» EXERCISE GOAL:
Reproduce the records that follow in full, excluding any picture they contain.
------ EXCERPTED RECORDS
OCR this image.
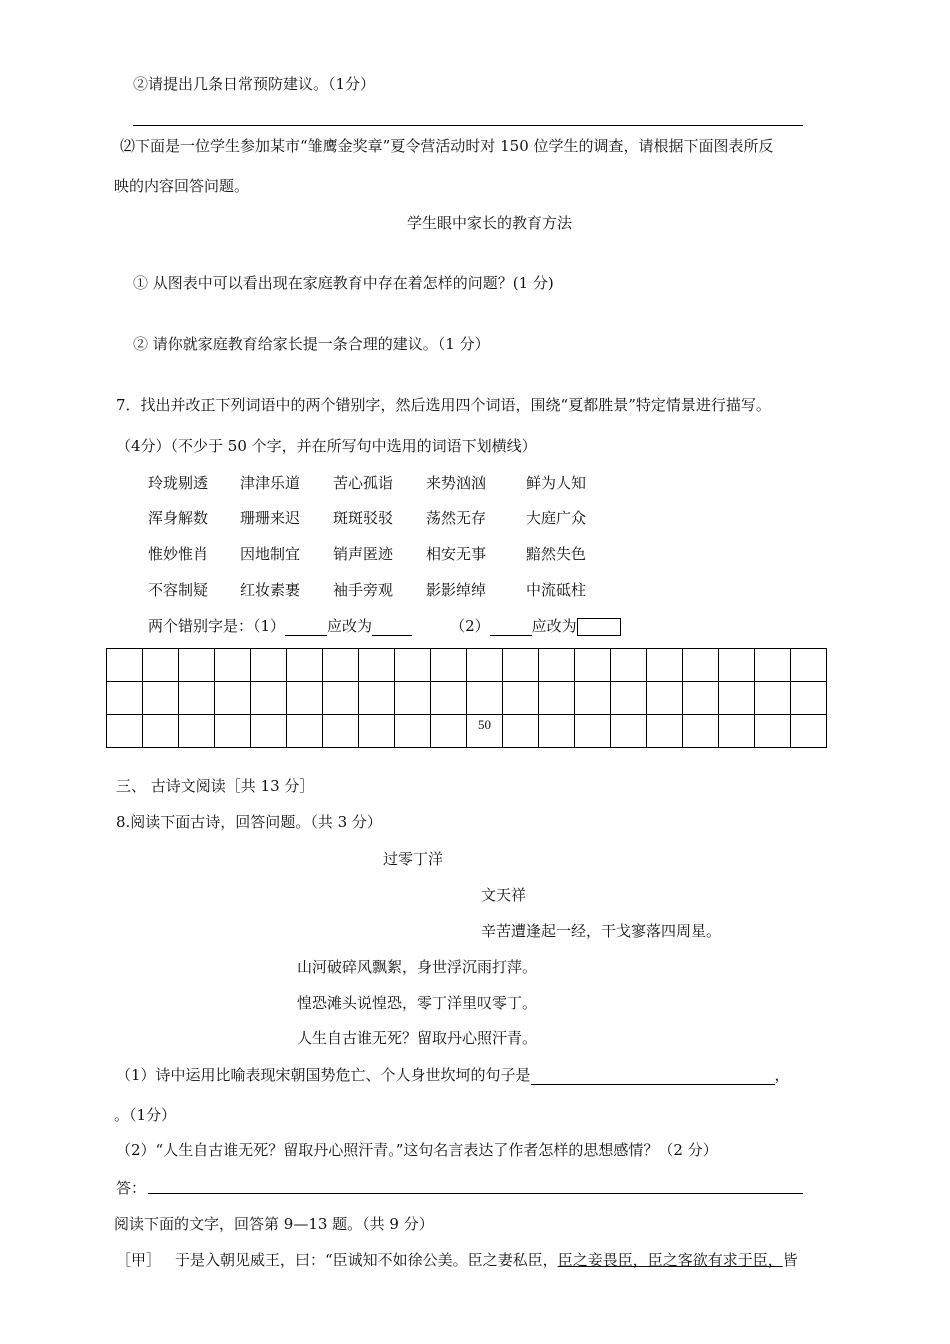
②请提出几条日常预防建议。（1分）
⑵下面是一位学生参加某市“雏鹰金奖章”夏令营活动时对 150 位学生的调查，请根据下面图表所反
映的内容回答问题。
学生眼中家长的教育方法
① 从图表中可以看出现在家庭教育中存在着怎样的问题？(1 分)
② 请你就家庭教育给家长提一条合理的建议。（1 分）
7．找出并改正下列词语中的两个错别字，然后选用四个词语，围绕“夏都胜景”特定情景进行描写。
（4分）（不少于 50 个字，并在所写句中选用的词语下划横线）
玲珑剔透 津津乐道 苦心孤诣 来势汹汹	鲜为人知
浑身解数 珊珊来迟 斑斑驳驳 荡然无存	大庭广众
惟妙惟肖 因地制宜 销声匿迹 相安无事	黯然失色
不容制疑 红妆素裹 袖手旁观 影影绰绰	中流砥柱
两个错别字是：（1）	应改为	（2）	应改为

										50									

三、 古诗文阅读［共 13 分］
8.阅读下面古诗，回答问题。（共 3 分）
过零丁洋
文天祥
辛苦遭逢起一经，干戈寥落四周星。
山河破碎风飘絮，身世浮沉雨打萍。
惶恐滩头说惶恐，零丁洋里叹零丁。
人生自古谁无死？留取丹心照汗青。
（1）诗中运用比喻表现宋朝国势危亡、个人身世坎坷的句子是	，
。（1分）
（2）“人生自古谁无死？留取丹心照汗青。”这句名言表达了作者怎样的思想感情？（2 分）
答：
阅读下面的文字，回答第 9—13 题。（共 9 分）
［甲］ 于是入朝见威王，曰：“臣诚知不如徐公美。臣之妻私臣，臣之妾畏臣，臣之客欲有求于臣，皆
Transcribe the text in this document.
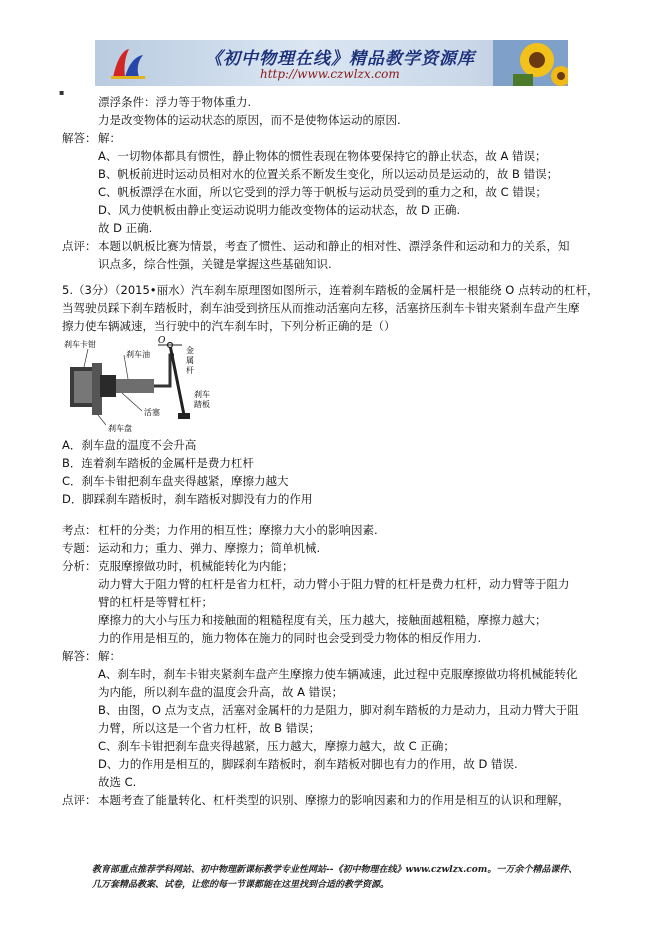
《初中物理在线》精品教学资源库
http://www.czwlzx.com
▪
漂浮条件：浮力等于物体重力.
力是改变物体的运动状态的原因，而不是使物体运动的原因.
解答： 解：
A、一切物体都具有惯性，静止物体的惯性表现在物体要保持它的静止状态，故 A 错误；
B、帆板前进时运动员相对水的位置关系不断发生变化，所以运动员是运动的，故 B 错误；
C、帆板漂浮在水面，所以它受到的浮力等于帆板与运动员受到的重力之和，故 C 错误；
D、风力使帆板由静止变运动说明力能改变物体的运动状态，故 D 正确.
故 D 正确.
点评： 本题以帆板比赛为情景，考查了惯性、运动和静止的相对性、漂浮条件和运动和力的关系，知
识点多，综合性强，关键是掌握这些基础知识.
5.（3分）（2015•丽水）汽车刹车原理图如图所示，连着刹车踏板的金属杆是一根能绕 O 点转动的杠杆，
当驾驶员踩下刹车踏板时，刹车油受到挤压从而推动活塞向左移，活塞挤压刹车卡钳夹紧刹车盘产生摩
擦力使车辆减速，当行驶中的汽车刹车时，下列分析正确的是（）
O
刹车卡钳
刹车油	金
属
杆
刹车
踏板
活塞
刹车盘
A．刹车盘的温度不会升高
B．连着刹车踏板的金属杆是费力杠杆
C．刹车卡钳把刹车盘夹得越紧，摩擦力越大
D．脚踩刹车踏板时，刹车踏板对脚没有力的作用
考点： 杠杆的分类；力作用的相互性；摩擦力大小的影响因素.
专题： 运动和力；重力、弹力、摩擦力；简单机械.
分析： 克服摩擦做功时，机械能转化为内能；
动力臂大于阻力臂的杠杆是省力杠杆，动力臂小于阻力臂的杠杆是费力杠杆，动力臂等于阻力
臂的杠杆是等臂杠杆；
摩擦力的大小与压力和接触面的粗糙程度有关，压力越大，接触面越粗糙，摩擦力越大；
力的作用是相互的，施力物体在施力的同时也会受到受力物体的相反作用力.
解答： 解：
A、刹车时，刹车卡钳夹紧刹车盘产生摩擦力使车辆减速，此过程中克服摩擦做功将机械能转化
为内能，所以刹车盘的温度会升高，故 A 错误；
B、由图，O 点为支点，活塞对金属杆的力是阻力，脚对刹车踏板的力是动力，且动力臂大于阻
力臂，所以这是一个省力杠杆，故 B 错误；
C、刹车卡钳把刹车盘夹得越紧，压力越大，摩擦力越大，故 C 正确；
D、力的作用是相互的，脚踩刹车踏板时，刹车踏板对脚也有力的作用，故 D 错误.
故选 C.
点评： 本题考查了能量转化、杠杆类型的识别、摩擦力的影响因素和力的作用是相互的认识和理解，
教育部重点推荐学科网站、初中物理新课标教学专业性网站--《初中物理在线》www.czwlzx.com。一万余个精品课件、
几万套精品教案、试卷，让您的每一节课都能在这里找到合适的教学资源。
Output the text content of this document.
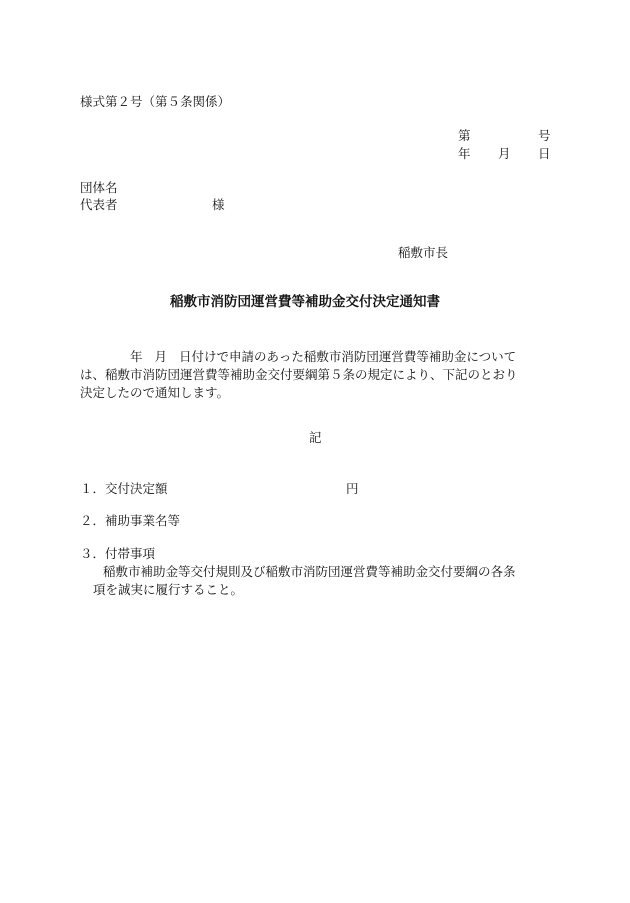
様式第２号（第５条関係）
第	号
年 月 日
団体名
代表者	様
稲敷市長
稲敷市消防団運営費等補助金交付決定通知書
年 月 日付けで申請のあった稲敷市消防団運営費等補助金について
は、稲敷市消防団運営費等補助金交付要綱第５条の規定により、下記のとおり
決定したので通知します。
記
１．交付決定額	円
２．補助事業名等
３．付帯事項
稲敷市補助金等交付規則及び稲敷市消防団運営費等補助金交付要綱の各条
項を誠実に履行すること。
------------
» REPLY:
OCR this image.
②请提出几条日常预防建议。（1分）
⑵下面是一位学生参加某市“雏鹰金奖章”夏令营活动时对 150 位学生的调查，请根据下面图表所反
映的内容回答问题。
学生眼中家长的教育方法
① 从图表中可以看出现在家庭教育中存在着怎样的问题？(1 分)
② 请你就家庭教育给家长提一条合理的建议。（1 分）
7．找出并改正下列词语中的两个错别字，然后选用四个词语，围绕“夏都胜景”特定情景进行描写。
（4分）（不少于 50 个字，并在所写句中选用的词语下划横线）
玲珑剔透 津津乐道 苦心孤诣 来势汹汹	鲜为人知
浑身解数 珊珊来迟 斑斑驳驳 荡然无存	大庭广众
惟妙惟肖 因地制宜 销声匿迹 相安无事	黯然失色
不容制疑 红妆素裹 袖手旁观 影影绰绰	中流砥柱
两个错别字是：（1）	应改为	（2）	应改为

										50									

三、 古诗文阅读［共 13 分］
8.阅读下面古诗，回答问题。（共 3 分）
过零丁洋
文天祥
辛苦遭逢起一经，干戈寥落四周星。
山河破碎风飘絮，身世浮沉雨打萍。
惶恐滩头说惶恐，零丁洋里叹零丁。
人生自古谁无死？留取丹心照汗青。
（1）诗中运用比喻表现宋朝国势危亡、个人身世坎坷的句子是	，
。（1分）
（2）“人生自古谁无死？留取丹心照汗青。”这句名言表达了作者怎样的思想感情？（2 分）
答：
阅读下面的文字，回答第 9—13 题。（共 9 分）
［甲］ 于是入朝见威王，曰：“臣诚知不如徐公美。臣之妻私臣，臣之妾畏臣，臣之客欲有求于臣，皆
Transcribe the text in this document.
《初中物理在线》精品教学资源库
http://www.czwlzx.com
▪
漂浮条件：浮力等于物体重力.
力是改变物体的运动状态的原因，而不是使物体运动的原因.
解答： 解：
A、一切物体都具有惯性，静止物体的惯性表现在物体要保持它的静止状态，故 A 错误；
B、帆板前进时运动员相对水的位置关系不断发生变化，所以运动员是运动的，故 B 错误；
C、帆板漂浮在水面，所以它受到的浮力等于帆板与运动员受到的重力之和，故 C 错误；
D、风力使帆板由静止变运动说明力能改变物体的运动状态，故 D 正确.
故 D 正确.
点评： 本题以帆板比赛为情景，考查了惯性、运动和静止的相对性、漂浮条件和运动和力的关系，知
识点多，综合性强，关键是掌握这些基础知识.
5.（3分）（2015•丽水）汽车刹车原理图如图所示，连着刹车踏板的金属杆是一根能绕 O 点转动的杠杆，
当驾驶员踩下刹车踏板时，刹车油受到挤压从而推动活塞向左移，活塞挤压刹车卡钳夹紧刹车盘产生摩
擦力使车辆减速，当行驶中的汽车刹车时，下列分析正确的是（）
O
刹车卡钳
刹车油	金
属
杆
刹车
踏板
活塞
刹车盘
A．刹车盘的温度不会升高
B．连着刹车踏板的金属杆是费力杠杆
C．刹车卡钳把刹车盘夹得越紧，摩擦力越大
D．脚踩刹车踏板时，刹车踏板对脚没有力的作用
考点： 杠杆的分类；力作用的相互性；摩擦力大小的影响因素.
专题： 运动和力；重力、弹力、摩擦力；简单机械.
分析： 克服摩擦做功时，机械能转化为内能；
动力臂大于阻力臂的杠杆是省力杠杆，动力臂小于阻力臂的杠杆是费力杠杆，动力臂等于阻力
臂的杠杆是等臂杠杆；
摩擦力的大小与压力和接触面的粗糙程度有关，压力越大，接触面越粗糙，摩擦力越大；
力的作用是相互的，施力物体在施力的同时也会受到受力物体的相反作用力.
解答： 解：
A、刹车时，刹车卡钳夹紧刹车盘产生摩擦力使车辆减速，此过程中克服摩擦做功将机械能转化
为内能，所以刹车盘的温度会升高，故 A 错误；
B、由图，O 点为支点，活塞对金属杆的力是阻力，脚对刹车踏板的力是动力，且动力臂大于阻
力臂，所以这是一个省力杠杆，故 B 错误；
C、刹车卡钳把刹车盘夹得越紧，压力越大，摩擦力越大，故 C 正确；
D、力的作用是相互的，脚踩刹车踏板时，刹车踏板对脚也有力的作用，故 D 错误.
故选 C.
点评： 本题考查了能量转化、杠杆类型的识别、摩擦力的影响因素和力的作用是相互的认识和理解，
教育部重点推荐学科网站、初中物理新课标教学专业性网站--《初中物理在线》www.czwlzx.com。一万余个精品课件、
几万套精品教案、试卷，让您的每一节课都能在这里找到合适的教学资源。
Output the text content of this document.
様式第２号（第５条関係）
第	号
年 月 日
団体名
代表者	様
稲敷市長
稲敷市消防団運営費等補助金交付決定通知書
年 月 日付けで申請のあった稲敷市消防団運営費等補助金について
は、稲敷市消防団運営費等補助金交付要綱第５条の規定により、下記のとおり
決定したので通知します。
記
１．交付決定額	円
２．補助事業名等
３．付帯事項
稲敷市補助金等交付規則及び稲敷市消防団運営費等補助金交付要綱の各条
項を誠実に履行すること。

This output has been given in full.